Rows from a figure dataset
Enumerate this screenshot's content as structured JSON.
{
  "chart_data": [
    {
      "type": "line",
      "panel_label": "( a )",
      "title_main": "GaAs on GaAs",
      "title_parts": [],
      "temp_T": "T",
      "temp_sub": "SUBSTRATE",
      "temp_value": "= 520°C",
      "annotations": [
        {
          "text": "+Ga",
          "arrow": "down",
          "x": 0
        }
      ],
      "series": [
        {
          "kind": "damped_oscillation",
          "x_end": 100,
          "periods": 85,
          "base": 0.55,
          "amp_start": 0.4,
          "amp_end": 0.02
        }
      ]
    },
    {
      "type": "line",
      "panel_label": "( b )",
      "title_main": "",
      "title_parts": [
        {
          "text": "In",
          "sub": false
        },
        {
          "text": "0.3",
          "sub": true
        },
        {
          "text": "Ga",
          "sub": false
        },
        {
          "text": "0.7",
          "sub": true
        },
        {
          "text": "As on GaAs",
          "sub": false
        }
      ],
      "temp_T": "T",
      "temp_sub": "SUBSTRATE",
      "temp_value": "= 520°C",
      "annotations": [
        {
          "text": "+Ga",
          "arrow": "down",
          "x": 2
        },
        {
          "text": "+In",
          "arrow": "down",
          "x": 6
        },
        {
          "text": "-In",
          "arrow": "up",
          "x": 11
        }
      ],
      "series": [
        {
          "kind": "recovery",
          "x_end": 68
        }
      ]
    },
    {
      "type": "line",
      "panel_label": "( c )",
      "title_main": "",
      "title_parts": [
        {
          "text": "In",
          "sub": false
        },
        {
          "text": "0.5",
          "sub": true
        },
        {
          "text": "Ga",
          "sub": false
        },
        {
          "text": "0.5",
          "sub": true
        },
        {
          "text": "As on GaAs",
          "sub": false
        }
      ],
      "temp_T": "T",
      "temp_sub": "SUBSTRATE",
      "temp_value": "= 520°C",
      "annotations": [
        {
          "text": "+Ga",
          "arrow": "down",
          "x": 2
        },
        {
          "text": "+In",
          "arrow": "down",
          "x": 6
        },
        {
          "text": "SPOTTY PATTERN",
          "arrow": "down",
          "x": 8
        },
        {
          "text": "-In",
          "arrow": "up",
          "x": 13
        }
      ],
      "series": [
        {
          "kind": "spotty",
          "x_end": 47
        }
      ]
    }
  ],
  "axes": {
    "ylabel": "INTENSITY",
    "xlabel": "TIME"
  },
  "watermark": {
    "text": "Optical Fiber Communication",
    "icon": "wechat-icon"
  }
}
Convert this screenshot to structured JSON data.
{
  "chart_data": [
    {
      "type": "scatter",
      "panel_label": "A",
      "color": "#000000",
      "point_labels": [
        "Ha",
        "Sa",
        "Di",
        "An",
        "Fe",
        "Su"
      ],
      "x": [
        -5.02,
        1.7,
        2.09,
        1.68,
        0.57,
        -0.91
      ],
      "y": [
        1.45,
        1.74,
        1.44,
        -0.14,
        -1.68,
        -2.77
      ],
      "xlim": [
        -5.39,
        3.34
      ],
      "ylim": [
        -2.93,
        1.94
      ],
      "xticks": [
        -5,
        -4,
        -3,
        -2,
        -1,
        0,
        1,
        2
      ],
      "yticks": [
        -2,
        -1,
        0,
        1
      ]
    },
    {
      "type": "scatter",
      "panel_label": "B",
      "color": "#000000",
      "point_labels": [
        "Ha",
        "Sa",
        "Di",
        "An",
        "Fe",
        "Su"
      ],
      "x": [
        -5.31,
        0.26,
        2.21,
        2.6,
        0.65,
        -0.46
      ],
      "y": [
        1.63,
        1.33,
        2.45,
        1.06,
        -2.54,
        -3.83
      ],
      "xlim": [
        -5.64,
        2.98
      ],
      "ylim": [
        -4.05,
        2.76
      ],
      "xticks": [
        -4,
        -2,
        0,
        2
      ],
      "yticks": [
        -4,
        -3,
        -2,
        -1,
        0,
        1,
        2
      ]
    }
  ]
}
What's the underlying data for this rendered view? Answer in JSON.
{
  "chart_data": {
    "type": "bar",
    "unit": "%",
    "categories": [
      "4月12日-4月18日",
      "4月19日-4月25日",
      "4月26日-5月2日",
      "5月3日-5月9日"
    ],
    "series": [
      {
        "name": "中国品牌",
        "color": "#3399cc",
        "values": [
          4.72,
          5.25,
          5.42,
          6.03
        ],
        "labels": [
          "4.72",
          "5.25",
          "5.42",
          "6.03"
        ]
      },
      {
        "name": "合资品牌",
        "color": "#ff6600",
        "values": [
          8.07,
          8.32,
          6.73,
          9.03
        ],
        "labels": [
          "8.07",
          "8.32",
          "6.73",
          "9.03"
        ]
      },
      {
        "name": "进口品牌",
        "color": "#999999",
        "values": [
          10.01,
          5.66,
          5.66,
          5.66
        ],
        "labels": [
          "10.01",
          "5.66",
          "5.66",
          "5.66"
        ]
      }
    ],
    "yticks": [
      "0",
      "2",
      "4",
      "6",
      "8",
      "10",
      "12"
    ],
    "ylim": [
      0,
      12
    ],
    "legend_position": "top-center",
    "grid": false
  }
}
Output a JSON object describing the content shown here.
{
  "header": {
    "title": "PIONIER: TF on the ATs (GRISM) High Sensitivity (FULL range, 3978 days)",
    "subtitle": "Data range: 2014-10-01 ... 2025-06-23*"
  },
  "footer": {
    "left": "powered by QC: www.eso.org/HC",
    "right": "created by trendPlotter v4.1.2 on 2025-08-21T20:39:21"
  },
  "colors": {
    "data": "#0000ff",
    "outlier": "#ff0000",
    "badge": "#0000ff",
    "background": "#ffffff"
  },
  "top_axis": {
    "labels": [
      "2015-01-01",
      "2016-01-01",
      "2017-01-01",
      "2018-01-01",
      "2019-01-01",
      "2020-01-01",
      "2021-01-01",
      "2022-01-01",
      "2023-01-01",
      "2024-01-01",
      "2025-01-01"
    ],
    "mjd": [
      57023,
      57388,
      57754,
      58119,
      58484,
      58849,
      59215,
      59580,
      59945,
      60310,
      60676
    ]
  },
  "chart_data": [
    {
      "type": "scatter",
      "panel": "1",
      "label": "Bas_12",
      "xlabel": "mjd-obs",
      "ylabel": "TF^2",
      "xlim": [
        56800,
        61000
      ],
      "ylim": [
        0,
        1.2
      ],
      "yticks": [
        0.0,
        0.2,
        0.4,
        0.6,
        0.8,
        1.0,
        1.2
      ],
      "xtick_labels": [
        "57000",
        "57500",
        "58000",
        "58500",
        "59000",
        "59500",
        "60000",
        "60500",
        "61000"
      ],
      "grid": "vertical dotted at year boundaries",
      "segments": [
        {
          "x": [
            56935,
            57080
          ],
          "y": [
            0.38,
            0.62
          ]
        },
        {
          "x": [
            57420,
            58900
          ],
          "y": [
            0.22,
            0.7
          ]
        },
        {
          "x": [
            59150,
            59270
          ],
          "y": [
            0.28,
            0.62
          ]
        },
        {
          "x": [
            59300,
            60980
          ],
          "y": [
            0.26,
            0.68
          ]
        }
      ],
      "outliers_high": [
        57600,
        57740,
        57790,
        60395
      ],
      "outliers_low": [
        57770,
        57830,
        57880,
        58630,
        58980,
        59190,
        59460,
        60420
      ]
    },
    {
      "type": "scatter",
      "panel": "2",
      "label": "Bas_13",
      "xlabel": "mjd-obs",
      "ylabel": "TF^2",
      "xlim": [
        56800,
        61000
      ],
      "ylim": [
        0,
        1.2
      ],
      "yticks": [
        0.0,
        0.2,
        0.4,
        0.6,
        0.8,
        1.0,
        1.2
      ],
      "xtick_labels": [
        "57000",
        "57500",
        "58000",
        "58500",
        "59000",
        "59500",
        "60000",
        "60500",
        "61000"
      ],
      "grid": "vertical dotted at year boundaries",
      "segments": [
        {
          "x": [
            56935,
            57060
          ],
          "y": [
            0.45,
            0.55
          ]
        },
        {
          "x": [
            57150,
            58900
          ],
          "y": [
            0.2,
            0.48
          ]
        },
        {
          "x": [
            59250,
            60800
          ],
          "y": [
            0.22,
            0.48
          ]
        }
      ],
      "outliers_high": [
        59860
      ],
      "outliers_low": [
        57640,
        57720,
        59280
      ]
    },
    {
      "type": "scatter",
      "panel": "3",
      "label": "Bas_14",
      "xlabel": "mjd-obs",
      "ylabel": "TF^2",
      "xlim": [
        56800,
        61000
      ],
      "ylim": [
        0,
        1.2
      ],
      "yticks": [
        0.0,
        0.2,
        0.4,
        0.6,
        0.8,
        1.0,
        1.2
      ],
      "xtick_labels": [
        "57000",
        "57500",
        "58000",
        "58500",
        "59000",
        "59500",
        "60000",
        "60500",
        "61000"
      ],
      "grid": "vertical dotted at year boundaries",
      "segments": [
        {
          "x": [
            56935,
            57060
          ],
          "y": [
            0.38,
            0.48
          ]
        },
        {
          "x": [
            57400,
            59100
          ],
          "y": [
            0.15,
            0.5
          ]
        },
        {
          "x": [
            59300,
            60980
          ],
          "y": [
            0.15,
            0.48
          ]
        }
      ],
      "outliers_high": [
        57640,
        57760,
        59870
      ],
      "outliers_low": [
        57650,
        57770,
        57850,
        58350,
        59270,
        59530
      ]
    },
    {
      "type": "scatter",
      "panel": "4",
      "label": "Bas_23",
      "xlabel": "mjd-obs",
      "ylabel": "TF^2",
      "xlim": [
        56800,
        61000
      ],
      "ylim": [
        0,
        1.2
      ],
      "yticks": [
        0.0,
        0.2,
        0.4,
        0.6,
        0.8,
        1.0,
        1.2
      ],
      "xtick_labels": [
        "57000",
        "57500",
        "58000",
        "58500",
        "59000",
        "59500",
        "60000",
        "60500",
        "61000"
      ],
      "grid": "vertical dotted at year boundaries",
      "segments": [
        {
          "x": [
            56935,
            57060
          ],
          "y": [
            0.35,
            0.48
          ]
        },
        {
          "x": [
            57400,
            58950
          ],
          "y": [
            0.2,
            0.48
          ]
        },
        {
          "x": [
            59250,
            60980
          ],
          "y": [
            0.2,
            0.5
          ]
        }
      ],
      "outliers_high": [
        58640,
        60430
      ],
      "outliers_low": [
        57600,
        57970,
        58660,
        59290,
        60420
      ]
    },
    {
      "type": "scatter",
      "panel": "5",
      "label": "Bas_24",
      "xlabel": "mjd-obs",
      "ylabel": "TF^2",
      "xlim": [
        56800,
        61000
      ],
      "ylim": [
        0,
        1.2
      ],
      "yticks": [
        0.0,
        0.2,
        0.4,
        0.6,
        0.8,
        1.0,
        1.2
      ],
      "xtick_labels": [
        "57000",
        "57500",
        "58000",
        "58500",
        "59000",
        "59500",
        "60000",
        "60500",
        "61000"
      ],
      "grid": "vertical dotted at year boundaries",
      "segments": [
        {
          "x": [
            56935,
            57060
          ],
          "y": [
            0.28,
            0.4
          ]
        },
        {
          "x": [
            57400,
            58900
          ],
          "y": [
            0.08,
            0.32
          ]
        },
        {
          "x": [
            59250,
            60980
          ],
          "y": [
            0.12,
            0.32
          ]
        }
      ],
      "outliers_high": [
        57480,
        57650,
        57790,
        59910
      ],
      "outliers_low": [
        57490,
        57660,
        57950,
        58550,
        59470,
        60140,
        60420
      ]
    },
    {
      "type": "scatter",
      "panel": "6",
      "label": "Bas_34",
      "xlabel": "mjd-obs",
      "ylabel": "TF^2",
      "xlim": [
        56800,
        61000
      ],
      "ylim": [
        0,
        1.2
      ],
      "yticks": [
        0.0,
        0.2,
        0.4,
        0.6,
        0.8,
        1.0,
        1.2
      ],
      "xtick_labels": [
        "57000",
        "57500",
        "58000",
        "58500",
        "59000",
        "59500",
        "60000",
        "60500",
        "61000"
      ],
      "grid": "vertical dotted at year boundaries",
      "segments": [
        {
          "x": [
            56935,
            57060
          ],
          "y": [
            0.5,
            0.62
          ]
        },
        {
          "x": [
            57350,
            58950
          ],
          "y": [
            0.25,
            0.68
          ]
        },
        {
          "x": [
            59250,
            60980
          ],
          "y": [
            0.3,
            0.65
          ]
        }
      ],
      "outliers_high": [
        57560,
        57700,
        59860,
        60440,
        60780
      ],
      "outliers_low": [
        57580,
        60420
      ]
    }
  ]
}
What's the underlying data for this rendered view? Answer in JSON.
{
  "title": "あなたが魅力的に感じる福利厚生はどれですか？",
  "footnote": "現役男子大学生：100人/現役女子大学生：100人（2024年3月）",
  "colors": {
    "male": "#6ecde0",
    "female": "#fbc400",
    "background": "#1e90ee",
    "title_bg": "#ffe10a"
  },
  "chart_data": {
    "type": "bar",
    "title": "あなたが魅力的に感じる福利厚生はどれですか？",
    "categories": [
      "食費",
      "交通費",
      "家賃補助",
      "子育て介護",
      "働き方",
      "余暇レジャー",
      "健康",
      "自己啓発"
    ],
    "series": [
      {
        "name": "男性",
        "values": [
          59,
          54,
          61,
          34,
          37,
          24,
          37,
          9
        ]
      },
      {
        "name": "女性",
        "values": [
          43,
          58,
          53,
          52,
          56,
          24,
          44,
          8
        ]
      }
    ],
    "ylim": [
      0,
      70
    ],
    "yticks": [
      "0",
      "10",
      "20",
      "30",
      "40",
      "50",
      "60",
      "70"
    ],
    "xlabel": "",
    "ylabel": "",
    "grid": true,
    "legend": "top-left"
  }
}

#### Short task:
Your task is to gather all lines from the entries above that hold the word "kind".

#### Response to this task:
          "kind": "damped_oscillation",
          "kind": "recovery",
          "kind": "spotty",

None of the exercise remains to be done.